Requirement a :: Extract each line of the listing below that contains the string "tech".

Investigation: How impunity, theft thwart stable electricity in Benin
As the Federal Government, operators, regulators and consumers of electricity continuously engage in the effort to turn around the ailing sector, the combination of theft, fraud, violence and vandalisation of facilities has been found to be responsible for the intractable blackouts nationwide.
Investigation has revealed through numerous cases and examples that operators such as generators (GenCos) and distributors (DisCos) particularly engage in impunity, exploitation, indiscriminate billing, misinformation and refusal to tackle customer complaints while customers, whose cases are often worsened by long, frustrating processes, resort to stealing electricity through illegal connections, meter by-pass, refusal to pay bills, vandalism, violence etc.
Expressing lack of faith in the privatization of public electricity assets, citizens say until these problems are effectively tackled, the hope for stable electricity supply by the Federal Government could remain a mirage even after the commitment of more than USD $26 billion (N4 trillion) between 1999 and 2014, according to data and documents from the Central Bank of Nigeria (CBN).
House Number 3
House Number 3, behind Zion Spot in Ujoelen Quarters, Ekpoma, is a building under construction, on a land fenced off from the squalor of its rustic environment. The house highlights a case study of impunity, illegality and stealing colluding to keep Nigerian households in perpetual darkness.
The Benin Electricity Distribution Company (BEDC) distributes power to Ekpoma and the entire Edo State as it does to Delta, Ondo and Ekiti states, where problems bedevilling the electricity sector and complaints trailing poor services are similar.
Looking like a home in a developed capital city, the building contrasts its rural and bushy environment, a putrid underdevelopment that is largely aided by lack of basic amenities, beyond its suffusing darkness. In a mockery of Nigeria’s heartbeat, BEDC has unplugged the entire Esan West Local Government Area of the state from the national electricity grid more than once without warning.

Requirement b :: Revise the portion of the electricity investigation above, starting at "Investigation has revealed" and ending at "vandalism, violence etc.", so that "indiscriminate billing" is replaced with "arbitrary billing".

[Labeled box records]

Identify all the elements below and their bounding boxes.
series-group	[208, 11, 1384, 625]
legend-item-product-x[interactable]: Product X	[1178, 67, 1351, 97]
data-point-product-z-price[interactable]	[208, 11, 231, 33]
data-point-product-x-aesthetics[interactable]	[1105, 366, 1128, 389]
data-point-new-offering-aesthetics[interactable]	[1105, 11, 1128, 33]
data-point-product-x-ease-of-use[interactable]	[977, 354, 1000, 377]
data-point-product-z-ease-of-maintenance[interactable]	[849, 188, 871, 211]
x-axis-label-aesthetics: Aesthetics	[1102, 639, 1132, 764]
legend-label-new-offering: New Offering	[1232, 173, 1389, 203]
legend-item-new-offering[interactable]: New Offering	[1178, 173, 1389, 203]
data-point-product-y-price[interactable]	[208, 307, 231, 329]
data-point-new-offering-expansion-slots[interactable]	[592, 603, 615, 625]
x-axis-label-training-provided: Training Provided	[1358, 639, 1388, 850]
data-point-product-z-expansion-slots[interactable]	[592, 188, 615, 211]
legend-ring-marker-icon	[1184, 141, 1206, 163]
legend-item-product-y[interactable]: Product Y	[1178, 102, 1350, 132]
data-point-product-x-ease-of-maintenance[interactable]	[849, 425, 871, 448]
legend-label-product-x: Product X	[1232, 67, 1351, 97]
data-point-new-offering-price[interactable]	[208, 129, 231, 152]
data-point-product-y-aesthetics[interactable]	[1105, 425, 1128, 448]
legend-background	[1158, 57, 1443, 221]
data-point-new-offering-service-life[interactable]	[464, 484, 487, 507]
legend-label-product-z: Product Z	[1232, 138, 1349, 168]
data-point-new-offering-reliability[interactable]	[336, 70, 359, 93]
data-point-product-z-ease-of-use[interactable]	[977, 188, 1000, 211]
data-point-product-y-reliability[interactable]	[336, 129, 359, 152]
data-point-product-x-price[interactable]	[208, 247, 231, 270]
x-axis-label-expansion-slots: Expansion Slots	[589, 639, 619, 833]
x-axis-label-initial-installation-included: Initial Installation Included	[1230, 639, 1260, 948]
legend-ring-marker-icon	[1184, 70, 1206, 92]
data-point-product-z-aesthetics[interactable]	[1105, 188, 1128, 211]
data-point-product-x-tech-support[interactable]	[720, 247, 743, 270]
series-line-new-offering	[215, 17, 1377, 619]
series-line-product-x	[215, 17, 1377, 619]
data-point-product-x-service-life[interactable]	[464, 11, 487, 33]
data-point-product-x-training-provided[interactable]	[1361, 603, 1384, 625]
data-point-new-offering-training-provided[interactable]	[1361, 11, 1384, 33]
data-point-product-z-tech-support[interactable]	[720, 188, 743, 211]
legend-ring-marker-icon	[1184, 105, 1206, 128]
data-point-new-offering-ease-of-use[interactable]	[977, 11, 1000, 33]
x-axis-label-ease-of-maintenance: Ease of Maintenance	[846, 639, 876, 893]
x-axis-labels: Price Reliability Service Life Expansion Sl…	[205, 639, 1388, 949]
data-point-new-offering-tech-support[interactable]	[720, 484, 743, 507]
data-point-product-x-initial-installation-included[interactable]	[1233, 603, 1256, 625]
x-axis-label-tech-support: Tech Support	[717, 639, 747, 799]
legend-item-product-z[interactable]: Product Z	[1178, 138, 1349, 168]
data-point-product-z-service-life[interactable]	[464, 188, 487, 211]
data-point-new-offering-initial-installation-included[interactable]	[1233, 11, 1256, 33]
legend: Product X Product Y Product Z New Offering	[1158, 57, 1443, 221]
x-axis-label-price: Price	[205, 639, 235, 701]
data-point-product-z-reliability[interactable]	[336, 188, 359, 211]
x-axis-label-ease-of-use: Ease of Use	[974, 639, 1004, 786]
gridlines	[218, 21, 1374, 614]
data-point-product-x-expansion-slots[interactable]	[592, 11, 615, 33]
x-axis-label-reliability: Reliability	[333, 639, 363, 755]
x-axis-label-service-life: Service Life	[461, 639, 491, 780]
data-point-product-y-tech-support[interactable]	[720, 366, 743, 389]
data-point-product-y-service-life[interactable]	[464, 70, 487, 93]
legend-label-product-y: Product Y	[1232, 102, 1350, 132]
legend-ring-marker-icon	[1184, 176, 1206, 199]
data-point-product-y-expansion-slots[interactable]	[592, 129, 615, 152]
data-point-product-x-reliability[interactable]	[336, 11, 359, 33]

Finished answer a ::
data-point-product-x-tech-support[interactable]	[720, 247, 743, 270]
data-point-product-z-tech-support[interactable]	[720, 188, 743, 211]
data-point-new-offering-tech-support[interactable]	[720, 484, 743, 507]
x-axis-label-tech-support: Tech Support	[717, 639, 747, 799]
data-point-product-y-tech-support[interactable]	[720, 366, 743, 389]

Finished answer b ::
Investigation has revealed through numerous cases and examples that operators such as generators (GenCos) and distributors (DisCos) particularly engage in impunity, exploitation, arbitrary billing, misinformation and refusal to tackle customer complaints while customers, whose cases are often worsened by long, frustrating processes, resort to stealing electricity through illegal connections, meter by-pass, refusal to pay bills, vandalism, violence etc.